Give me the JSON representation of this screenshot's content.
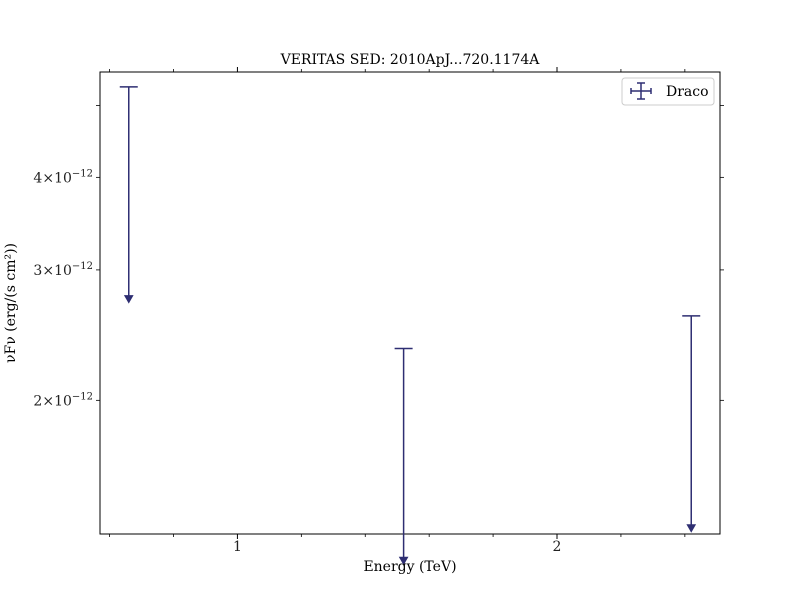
{
  "chart_data": {
    "type": "scatter",
    "title": "VERITAS SED: 2010ApJ...720.1174A",
    "xlabel": "Energy (TeV)",
    "ylabel": "νFν (erg/(s cm²))",
    "x_scale": "linear",
    "y_scale": "log",
    "xlim": [
      0.57,
      2.51
    ],
    "ylim": [
      1.32e-12,
      5.55e-12
    ],
    "x_ticks": [
      {
        "value": 1,
        "label": "1"
      },
      {
        "value": 2,
        "label": "2"
      }
    ],
    "y_ticks": [
      {
        "value": 2e-12,
        "mantissa": "2",
        "base": "10",
        "exp": "−12"
      },
      {
        "value": 3e-12,
        "mantissa": "3",
        "base": "10",
        "exp": "−12"
      },
      {
        "value": 4e-12,
        "mantissa": "4",
        "base": "10",
        "exp": "−12"
      }
    ],
    "legend": {
      "location": "top-right",
      "entries": [
        "Draco"
      ]
    },
    "grid": false,
    "series": [
      {
        "name": "Draco",
        "color": "#2e2e72",
        "marker": "upper-limit",
        "points": [
          {
            "x": 0.66,
            "y": 5.3e-12,
            "upper_limit": true
          },
          {
            "x": 1.52,
            "y": 2.35e-12,
            "upper_limit": true
          },
          {
            "x": 2.42,
            "y": 2.6e-12,
            "upper_limit": true
          }
        ]
      }
    ]
  }
}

• • •

Given problem. Nothing in the entries above should change when they are printed again, except that the pictures are dropped.

Exercise result.
Give me the JSON representation of this screenshot's content.
{
  "chart_data": {
    "type": "scatter",
    "title": "VERITAS SED: 2010ApJ...720.1174A",
    "xlabel": "Energy (TeV)",
    "ylabel": "νFν (erg/(s cm²))",
    "x_scale": "linear",
    "y_scale": "log",
    "xlim": [
      0.57,
      2.51
    ],
    "ylim": [
      1.32e-12,
      5.55e-12
    ],
    "x_ticks": [
      {
        "value": 1,
        "label": "1"
      },
      {
        "value": 2,
        "label": "2"
      }
    ],
    "y_ticks": [
      {
        "value": 2e-12,
        "mantissa": "2",
        "base": "10",
        "exp": "−12"
      },
      {
        "value": 3e-12,
        "mantissa": "3",
        "base": "10",
        "exp": "−12"
      },
      {
        "value": 4e-12,
        "mantissa": "4",
        "base": "10",
        "exp": "−12"
      }
    ],
    "legend": {
      "location": "top-right",
      "entries": [
        "Draco"
      ]
    },
    "grid": false,
    "series": [
      {
        "name": "Draco",
        "color": "#2e2e72",
        "marker": "upper-limit",
        "points": [
          {
            "x": 0.66,
            "y": 5.3e-12,
            "upper_limit": true
          },
          {
            "x": 1.52,
            "y": 2.35e-12,
            "upper_limit": true
          },
          {
            "x": 2.42,
            "y": 2.6e-12,
            "upper_limit": true
          }
        ]
      }
    ]
  }
}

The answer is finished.